Written task: Your task is to repeat, word for word, the line containing "Give me a plain-text" and all lines that follow it to the end of the material, and no other lines.

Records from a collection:

--- begin ---

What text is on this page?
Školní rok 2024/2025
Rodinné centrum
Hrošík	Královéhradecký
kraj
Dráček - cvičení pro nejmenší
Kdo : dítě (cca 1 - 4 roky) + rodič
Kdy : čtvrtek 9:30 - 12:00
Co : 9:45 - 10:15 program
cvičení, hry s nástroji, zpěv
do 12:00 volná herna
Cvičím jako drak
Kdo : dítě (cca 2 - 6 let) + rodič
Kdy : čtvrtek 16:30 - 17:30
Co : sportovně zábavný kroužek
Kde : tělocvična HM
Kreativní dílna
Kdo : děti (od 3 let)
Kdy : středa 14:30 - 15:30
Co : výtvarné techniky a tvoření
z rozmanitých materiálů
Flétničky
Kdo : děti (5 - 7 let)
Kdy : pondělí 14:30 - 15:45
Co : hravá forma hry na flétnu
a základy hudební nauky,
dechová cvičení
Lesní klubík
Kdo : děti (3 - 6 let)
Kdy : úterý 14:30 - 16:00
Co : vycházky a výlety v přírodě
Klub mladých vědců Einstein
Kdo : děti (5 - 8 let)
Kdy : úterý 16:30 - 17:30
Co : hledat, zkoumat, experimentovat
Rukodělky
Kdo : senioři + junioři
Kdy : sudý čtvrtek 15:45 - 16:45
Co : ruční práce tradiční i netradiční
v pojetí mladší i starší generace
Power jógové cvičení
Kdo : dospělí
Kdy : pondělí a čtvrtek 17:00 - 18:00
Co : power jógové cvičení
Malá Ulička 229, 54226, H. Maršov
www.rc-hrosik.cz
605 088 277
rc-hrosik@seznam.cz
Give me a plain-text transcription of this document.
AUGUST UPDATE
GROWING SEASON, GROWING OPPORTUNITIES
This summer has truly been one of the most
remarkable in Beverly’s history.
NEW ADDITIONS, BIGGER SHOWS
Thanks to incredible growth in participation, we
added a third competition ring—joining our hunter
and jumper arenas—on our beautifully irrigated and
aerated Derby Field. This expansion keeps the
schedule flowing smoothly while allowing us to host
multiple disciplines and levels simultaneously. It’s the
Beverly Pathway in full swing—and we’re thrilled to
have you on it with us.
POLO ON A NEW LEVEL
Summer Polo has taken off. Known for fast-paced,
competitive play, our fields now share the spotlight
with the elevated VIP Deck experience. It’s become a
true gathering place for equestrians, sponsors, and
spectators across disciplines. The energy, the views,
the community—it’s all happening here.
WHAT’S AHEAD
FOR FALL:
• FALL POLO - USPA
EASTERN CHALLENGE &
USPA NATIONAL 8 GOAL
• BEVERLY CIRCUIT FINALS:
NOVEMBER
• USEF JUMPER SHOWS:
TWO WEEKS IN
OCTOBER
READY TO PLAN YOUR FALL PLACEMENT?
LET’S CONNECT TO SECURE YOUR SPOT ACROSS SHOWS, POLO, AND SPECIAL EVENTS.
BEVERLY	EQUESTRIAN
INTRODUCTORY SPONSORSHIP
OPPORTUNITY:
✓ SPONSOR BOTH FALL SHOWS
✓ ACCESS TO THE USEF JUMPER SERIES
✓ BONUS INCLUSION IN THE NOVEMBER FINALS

--- end ---

Result of this task:
Give me a plain-text transcription of this document.
AUGUST UPDATE
GROWING SEASON, GROWING OPPORTUNITIES
This summer has truly been one of the most
remarkable in Beverly’s history.
NEW ADDITIONS, BIGGER SHOWS
Thanks to incredible growth in participation, we
added a third competition ring—joining our hunter
and jumper arenas—on our beautifully irrigated and
aerated Derby Field. This expansion keeps the
schedule flowing smoothly while allowing us to host
multiple disciplines and levels simultaneously. It’s the
Beverly Pathway in full swing—and we’re thrilled to
have you on it with us.
POLO ON A NEW LEVEL
Summer Polo has taken off. Known for fast-paced,
competitive play, our fields now share the spotlight
with the elevated VIP Deck experience. It’s become a
true gathering place for equestrians, sponsors, and
spectators across disciplines. The energy, the views,
the community—it’s all happening here.
WHAT’S AHEAD
FOR FALL:
• FALL POLO - USPA
EASTERN CHALLENGE &
USPA NATIONAL 8 GOAL
• BEVERLY CIRCUIT FINALS:
NOVEMBER
• USEF JUMPER SHOWS:
TWO WEEKS IN
OCTOBER
READY TO PLAN YOUR FALL PLACEMENT?
LET’S CONNECT TO SECURE YOUR SPOT ACROSS SHOWS, POLO, AND SPECIAL EVENTS.
BEVERLY	EQUESTRIAN
INTRODUCTORY SPONSORSHIP
OPPORTUNITY:
✓ SPONSOR BOTH FALL SHOWS
✓ ACCESS TO THE USEF JUMPER SERIES
✓ BONUS INCLUSION IN THE NOVEMBER FINALS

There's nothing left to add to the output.